Short exercise:
Scan the records and identify every line in which the string "Date" occurs, then return those lines.

═══ Records to process ═══

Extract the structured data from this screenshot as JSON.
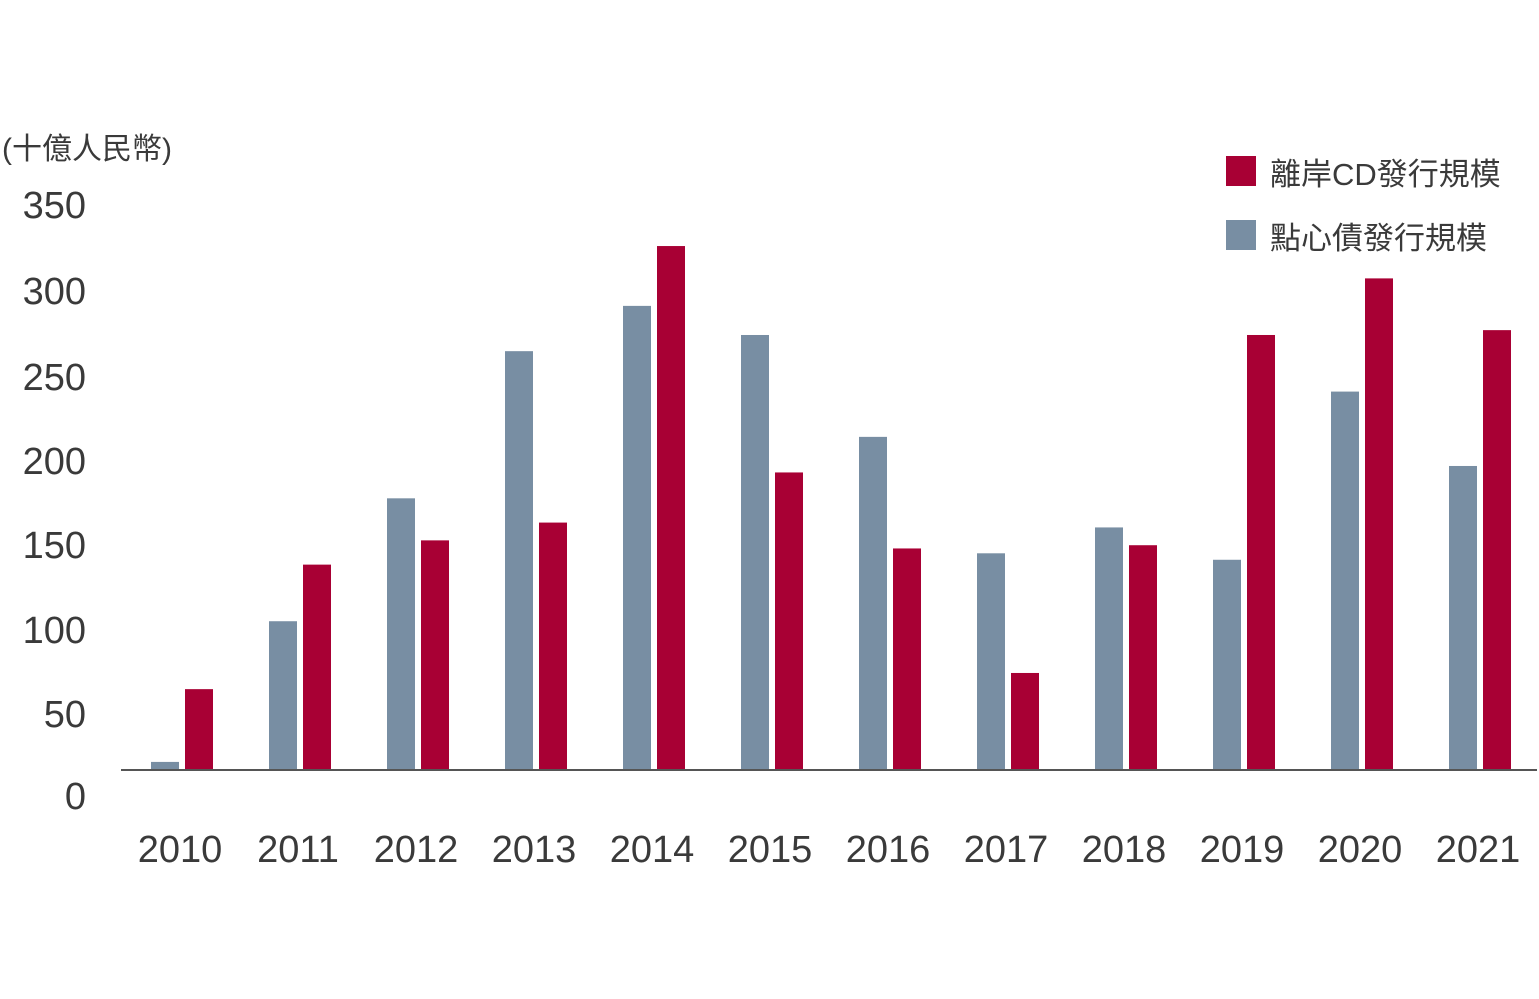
{
  "chart_data": {
    "type": "bar",
    "unit_label": "(十億人民幣)",
    "categories": [
      "2010",
      "2011",
      "2012",
      "2013",
      "2014",
      "2015",
      "2016",
      "2017",
      "2018",
      "2019",
      "2020",
      "2021"
    ],
    "series": [
      {
        "name": "點心債發行規模",
        "color": "#788ea3",
        "values": [
          5,
          92,
          168,
          259,
          287,
          269,
          206,
          134,
          150,
          130,
          234,
          188
        ]
      },
      {
        "name": "離岸CD發行規模",
        "color": "#a80034",
        "values": [
          50,
          127,
          142,
          153,
          324,
          184,
          137,
          60,
          139,
          269,
          304,
          272
        ]
      }
    ],
    "y_ticks": [
      "350",
      "300",
      "250",
      "200",
      "150",
      "100",
      "50",
      "0"
    ],
    "ylim": [
      0,
      350
    ],
    "grid": false,
    "legend_position": "top-right"
  }
}
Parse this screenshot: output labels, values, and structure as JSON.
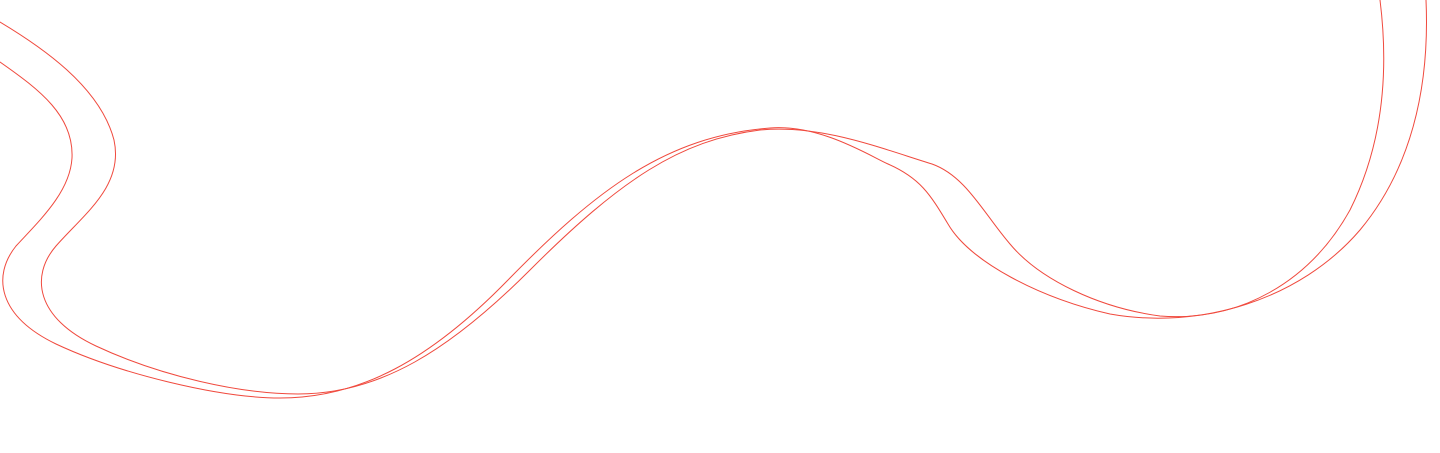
{
  "background_color": "#ffffff",
  "decoration": {
    "type": "double-wave-line",
    "stroke_color": "#f04a3e"
  }
}
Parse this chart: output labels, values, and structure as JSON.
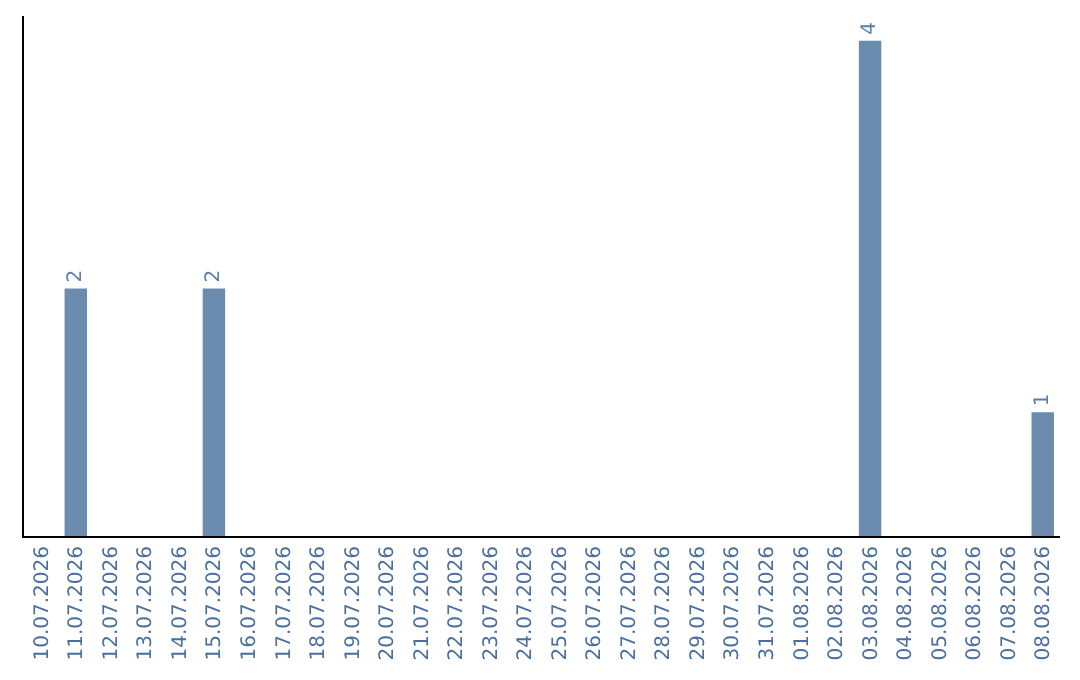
{
  "chart_data": {
    "type": "bar",
    "categories": [
      "10.07.2026",
      "11.07.2026",
      "12.07.2026",
      "13.07.2026",
      "14.07.2026",
      "15.07.2026",
      "16.07.2026",
      "17.07.2026",
      "18.07.2026",
      "19.07.2026",
      "20.07.2026",
      "21.07.2026",
      "22.07.2026",
      "23.07.2026",
      "24.07.2026",
      "25.07.2026",
      "26.07.2026",
      "27.07.2026",
      "28.07.2026",
      "29.07.2026",
      "30.07.2026",
      "31.07.2026",
      "01.08.2026",
      "02.08.2026",
      "03.08.2026",
      "04.08.2026",
      "05.08.2026",
      "06.08.2026",
      "07.08.2026",
      "08.08.2026"
    ],
    "values": [
      0,
      2,
      0,
      0,
      0,
      2,
      0,
      0,
      0,
      0,
      0,
      0,
      0,
      0,
      0,
      0,
      0,
      0,
      0,
      0,
      0,
      0,
      0,
      0,
      4,
      0,
      0,
      0,
      0,
      1
    ],
    "value_labels": [
      null,
      "2",
      null,
      null,
      null,
      "2",
      null,
      null,
      null,
      null,
      null,
      null,
      null,
      null,
      null,
      null,
      null,
      null,
      null,
      null,
      null,
      null,
      null,
      null,
      "4",
      null,
      null,
      null,
      null,
      "1"
    ],
    "color": "#6b8cae",
    "ylim": [
      0,
      4.2
    ],
    "tick_labels": "x",
    "legend": false
  }
}
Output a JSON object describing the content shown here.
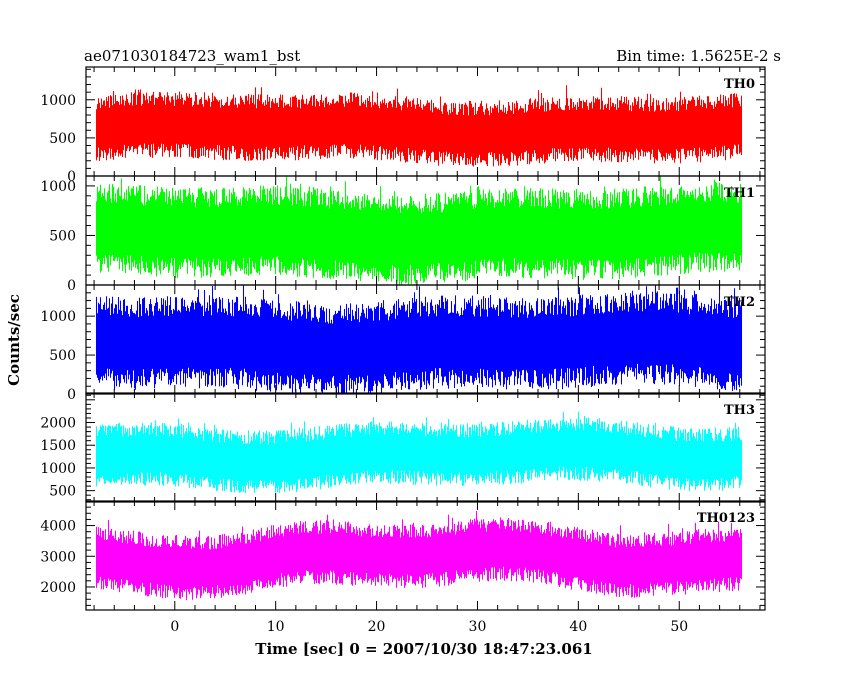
{
  "header": {
    "left_title": "ae071030184723_wam1_bst",
    "right_title": "Bin time: 1.5625E-2 s"
  },
  "chart_data": {
    "type": "line",
    "title": "ae071030184723_wam1_bst",
    "bin_time": "Bin time: 1.5625E-2 s",
    "xlabel": "Time [sec] 0 = 2007/10/30 18:47:23.061",
    "ylabel": "Counts/sec",
    "xlim": [
      -8.8,
      58.5
    ],
    "x_range_data": [
      -7.8,
      56.1
    ],
    "x_ticks": [
      0,
      10,
      20,
      30,
      40,
      50
    ],
    "x_tick_labels": [
      "0",
      "10",
      "20",
      "30",
      "40",
      "50"
    ],
    "grid": false,
    "panels": [
      {
        "name": "TH0",
        "color": "#ff0000",
        "ylim": [
          0,
          1430
        ],
        "y_ticks": [
          0,
          500,
          1000
        ],
        "y_tick_labels": [
          "0",
          "500",
          "1000"
        ],
        "baseline": 620,
        "spread": 440
      },
      {
        "name": "TH1",
        "color": "#00ff00",
        "ylim": [
          0,
          1100
        ],
        "y_ticks": [
          0,
          500,
          1000
        ],
        "y_tick_labels": [
          "0",
          "500",
          "1000"
        ],
        "baseline": 520,
        "spread": 460
      },
      {
        "name": "TH2",
        "color": "#0000ff",
        "ylim": [
          0,
          1400
        ],
        "y_ticks": [
          0,
          500,
          1000
        ],
        "y_tick_labels": [
          "0",
          "500",
          "1000"
        ],
        "baseline": 650,
        "spread": 600
      },
      {
        "name": "TH3",
        "color": "#00ffff",
        "ylim": [
          250,
          2650
        ],
        "y_ticks": [
          500,
          1000,
          1500,
          2000
        ],
        "y_tick_labels": [
          "500",
          "1000",
          "1500",
          "2000"
        ],
        "baseline": 1280,
        "spread": 700
      },
      {
        "name": "TH0123",
        "color": "#ff00ff",
        "ylim": [
          1250,
          4800
        ],
        "y_ticks": [
          2000,
          3000,
          4000
        ],
        "y_tick_labels": [
          "2000",
          "3000",
          "4000"
        ],
        "baseline": 2950,
        "spread": 1050
      }
    ]
  }
}
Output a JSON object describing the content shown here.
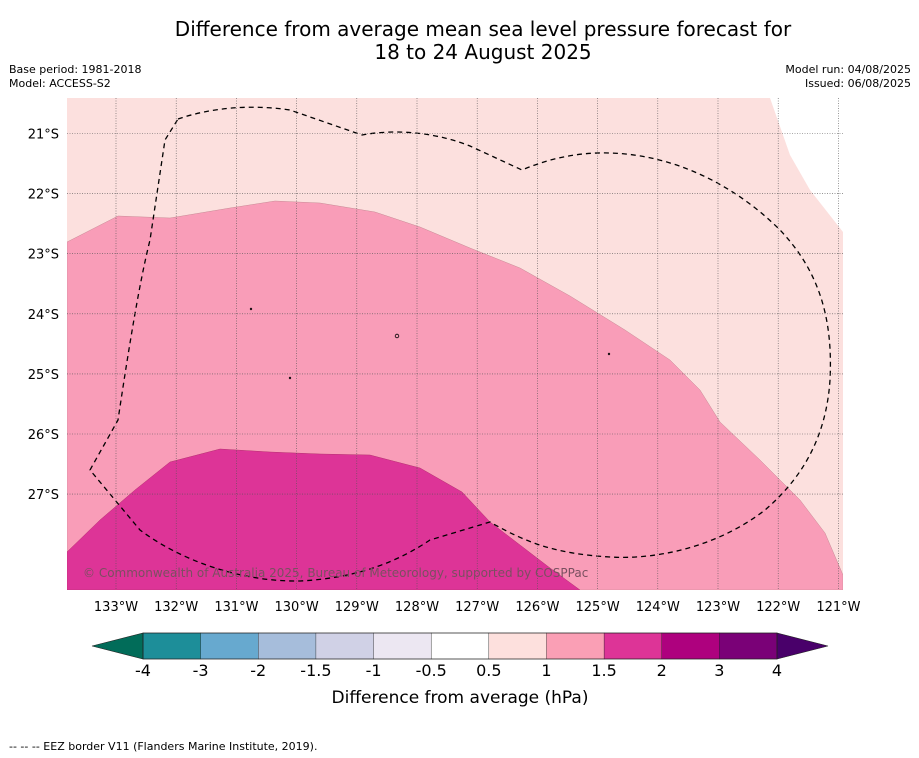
{
  "title": {
    "line1": "Difference from average mean sea level pressure forecast for",
    "line2": "18 to 24 August 2025"
  },
  "meta": {
    "base_period": "Base period: 1981-2018",
    "model": "Model: ACCESS-S2",
    "model_run": "Model run: 04/08/2025",
    "issued": "Issued: 06/08/2025"
  },
  "map": {
    "lat_labels": [
      "21°S",
      "22°S",
      "23°S",
      "24°S",
      "25°S",
      "26°S",
      "27°S"
    ],
    "lon_labels": [
      "133°W",
      "132°W",
      "131°W",
      "130°W",
      "129°W",
      "128°W",
      "127°W",
      "126°W",
      "125°W",
      "124°W",
      "123°W",
      "122°W",
      "121°W"
    ],
    "copyright": "© Commonwealth of Australia 2025, Bureau of Meteorology, supported by COSPPac",
    "colors": {
      "band_0_5_1": "#fce0de",
      "band_1_1_5": "#f99db8",
      "band_1_5_2": "#dd3497",
      "eez_border": "#000000"
    }
  },
  "colorbar": {
    "ticks": [
      "-4",
      "-3",
      "-2",
      "-1.5",
      "-1",
      "-0.5",
      "0.5",
      "1",
      "1.5",
      "2",
      "3",
      "4"
    ],
    "colors": [
      "#1d8e99",
      "#67a9cf",
      "#a6bddb",
      "#d0d1e6",
      "#ece7f2",
      "#ffffff",
      "#fde0dd",
      "#fa9fb5",
      "#dd3497",
      "#ae017e",
      "#7a0177"
    ],
    "under_color": "#016c59",
    "over_color": "#49006a",
    "label": "Difference from average (hPa)"
  },
  "legend_note": "--  --  -- EEZ border V11 (Flanders Marine Institute, 2019)."
}
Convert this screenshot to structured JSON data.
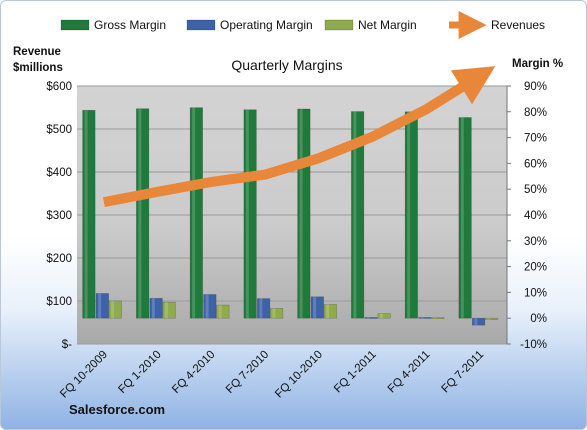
{
  "chart_data": {
    "type": "bar",
    "title": "Quarterly Margins",
    "categories": [
      "FQ 10-2009",
      "FQ 1-2010",
      "FQ 4-2010",
      "FQ 7-2010",
      "FQ 10-2010",
      "FQ 1-2011",
      "FQ 4-2011",
      "FQ 7-2011"
    ],
    "series": [
      {
        "name": "Gross Margin",
        "axis": "right",
        "type": "bar",
        "color": "#1f7a3c",
        "values": [
          80.6,
          81.2,
          81.6,
          80.8,
          81.1,
          80.1,
          80.0,
          77.8
        ]
      },
      {
        "name": "Operating Margin",
        "axis": "right",
        "type": "bar",
        "color": "#3d62a8",
        "values": [
          9.6,
          7.7,
          9.2,
          7.6,
          8.3,
          0.3,
          0.3,
          -2.7
        ]
      },
      {
        "name": "Net Margin",
        "axis": "right",
        "type": "bar",
        "color": "#8fab4e",
        "values": [
          6.7,
          6.2,
          5.1,
          3.8,
          5.3,
          1.8,
          0.2,
          -0.5
        ]
      },
      {
        "name": "Revenues",
        "axis": "left",
        "type": "line",
        "color": "#e8873a",
        "values": [
          330,
          354,
          377,
          394,
          432,
          482,
          546,
          624
        ]
      }
    ],
    "y_left": {
      "label_lines": [
        "Revenue",
        "$millions"
      ],
      "range": [
        0,
        600
      ],
      "ticks": [
        0,
        100,
        200,
        300,
        400,
        500,
        600
      ],
      "tick_labels": [
        "$-",
        "$100",
        "$200",
        "$300",
        "$400",
        "$500",
        "$600"
      ]
    },
    "y_right": {
      "label": "Margin %",
      "range": [
        -10,
        90
      ],
      "ticks": [
        -10,
        0,
        10,
        20,
        30,
        40,
        50,
        60,
        70,
        80,
        90
      ],
      "tick_labels": [
        "-10%",
        "0%",
        "10%",
        "20%",
        "30%",
        "40%",
        "50%",
        "60%",
        "70%",
        "80%",
        "90%"
      ]
    },
    "legend": {
      "position": "top",
      "items": [
        "Gross Margin",
        "Operating Margin",
        "Net Margin",
        "Revenues"
      ]
    },
    "grid": true,
    "source": "Salesforce.com"
  }
}
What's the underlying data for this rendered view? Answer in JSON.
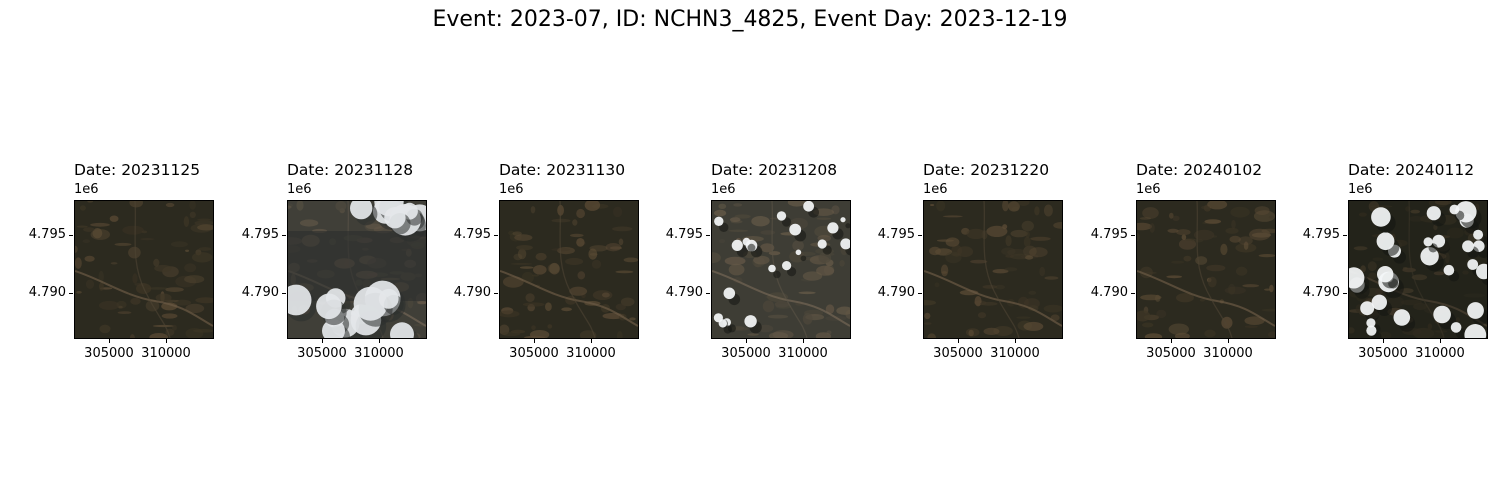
{
  "figure": {
    "suptitle": "Event: 2023-07, ID: NCHN3_4825, Event Day: 2023-12-19"
  },
  "axes": {
    "offset_label": "1e6",
    "y_ticks": [
      "4.795",
      "4.790"
    ],
    "x_ticks": [
      "305000",
      "310000"
    ]
  },
  "panels": [
    {
      "title": "Date: 20231125",
      "scene": "clear"
    },
    {
      "title": "Date: 20231128",
      "scene": "cloudy-heavy"
    },
    {
      "title": "Date: 20231130",
      "scene": "clear"
    },
    {
      "title": "Date: 20231208",
      "scene": "hazy-partial"
    },
    {
      "title": "Date: 20231220",
      "scene": "clear"
    },
    {
      "title": "Date: 20240102",
      "scene": "clear"
    },
    {
      "title": "Date: 20240112",
      "scene": "cloudy-scattered"
    }
  ],
  "colors": {
    "terrain_dark": "#2c2a1f",
    "terrain_mid": "#3e3626",
    "terrain_brown": "#5a4a34",
    "cloud": "#f4f6f8",
    "shadow": "#141612"
  }
}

═══

Task result:
      "title": "Date: 20231125",
      "title": "Date: 20231128",
      "title": "Date: 20231130",
      "title": "Date: 20231208",
      "title": "Date: 20231220",
      "title": "Date: 20240102",
      "title": "Date: 20240112",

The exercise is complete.